TO-DO LIST -
**1)** In the review of the Caravaggio biography, what does the word "oniric" mean?
**2)** Using the review of the Caravaggio biography, explain why it says only "the true blue-stocking" would take offense at the sexual elements in the work.

GIVEN PASSAGE -
——————————
Peter Robb's recent M: The Man Who Became Caravaggio is instant time machine. A full scale 600 page biography, the book is written in a seductive, relaxed English that easily communicates both Robb's deep appreciation for Caravaggio and his wide ranging knowledge Rome and Italy around 1600.

Using slang when necessary (there is talk of Caravaggio's "fuck boys") and art history jargon when necessary ("oniric" sent me to the dictionary--it means dream-like), Robb, on the basis of the very scant documentary information we have about the painter's life, puts the reader vividly on scene. It's a kind of "you are there" approach to biography which more writers would do well to emulate.

Caravaggio (1571-1610) lived a short, violent life in an age of growing repression and extraordinary creativity. The Inquisition was still active in southern Europe (Giardano Bruno was burned at the stake in 1600 just a few meters from where Caravaggio was living and painting). But a couple of hundred kilometers away, Galileo was reshaping the scientific universe, and a bit farther to the northwest, Shakespeare was reshaping our understanding of ourselves.

As Robert Hughes noted so succinctly in the quotation above, Caravaggio changed Western art completely. And that's the story that Robb tells so brilliantly. Only the true blue-stocking would take offense at the sexual elements in the work, which, in fact, are minor and rather superficial compared to the massive assault Caravaggio made on how we see, how we represent how we see, and how we react to those representations.
——————————
SOURCE EXCERPT -
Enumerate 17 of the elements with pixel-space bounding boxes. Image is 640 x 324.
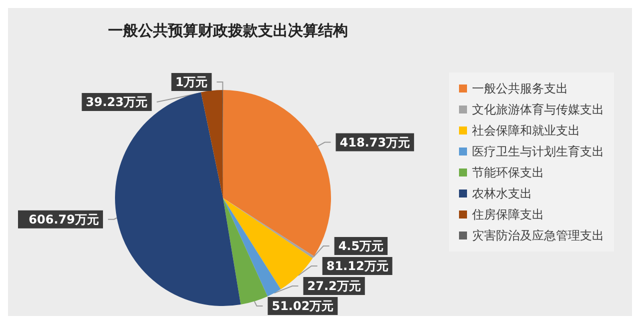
——————————
ANSWERS TO THE PROBLEMS -
**1)** It means dream-like.

**2)** The review says those sexual elements are minor and rather superficial. They matter little next to the massive assault Caravaggio made on how we see, how we represent how we see, and how we react to those representations.